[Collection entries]

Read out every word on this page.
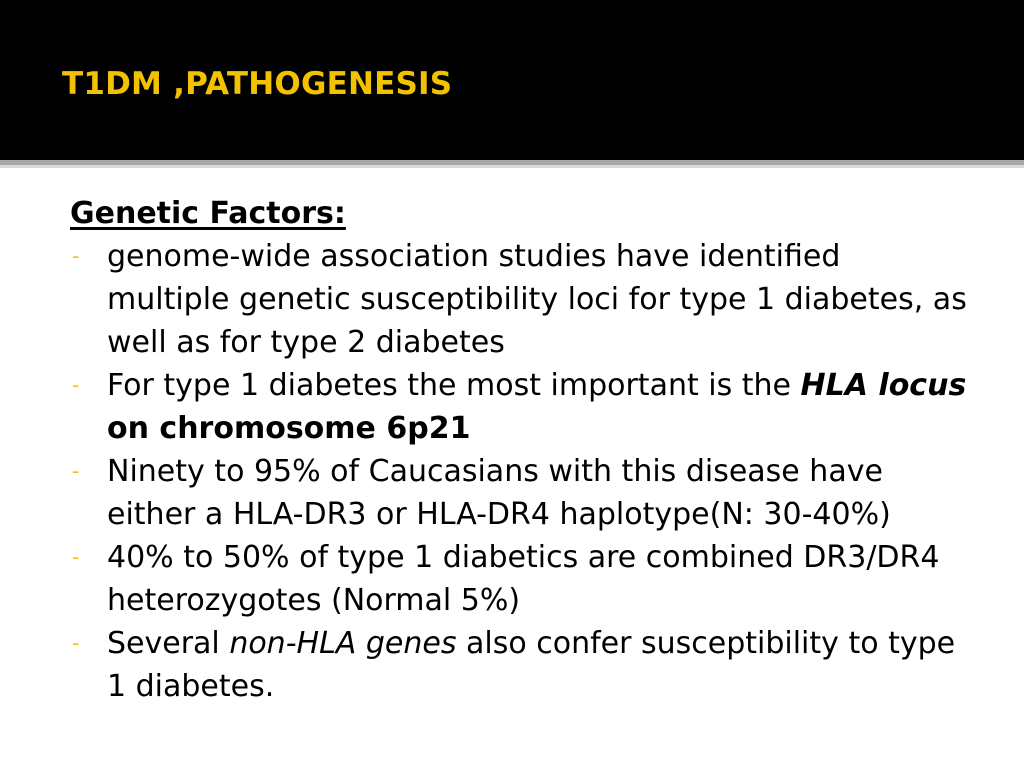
T1DM ,PATHOGENESIS
Genetic Factors:
- genome-wide association studies have identified multiple genetic susceptibility loci for type 1 diabetes, as well as for type 2 diabetes
- For type 1 diabetes the most important is the HLA locus on chromosome 6p21
- Ninety to 95% of Caucasians with this disease have either a HLA-DR3 or HLA-DR4 haplotype(N: 30-40%)
- 40% to 50% of type 1 diabetics are combined DR3/DR4 heterozygotes (Normal 5%)
- Several non-HLA genes also confer susceptibility to type 1 diabetes.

* **DIRECTIONS**
What you return must match the records line for line, with the pictures left out.

* **WRITTEN ANSWER**
Read out every word on this page.
T1DM ,PATHOGENESIS
Genetic Factors:
- genome-wide association studies have identified multiple genetic susceptibility loci for type 1 diabetes, as well as for type 2 diabetes
- For type 1 diabetes the most important is the HLA locus on chromosome 6p21
- Ninety to 95% of Caucasians with this disease have either a HLA-DR3 or HLA-DR4 haplotype(N: 30-40%)
- 40% to 50% of type 1 diabetics are combined DR3/DR4 heterozygotes (Normal 5%)
- Several non-HLA genes also confer susceptibility to type 1 diabetes.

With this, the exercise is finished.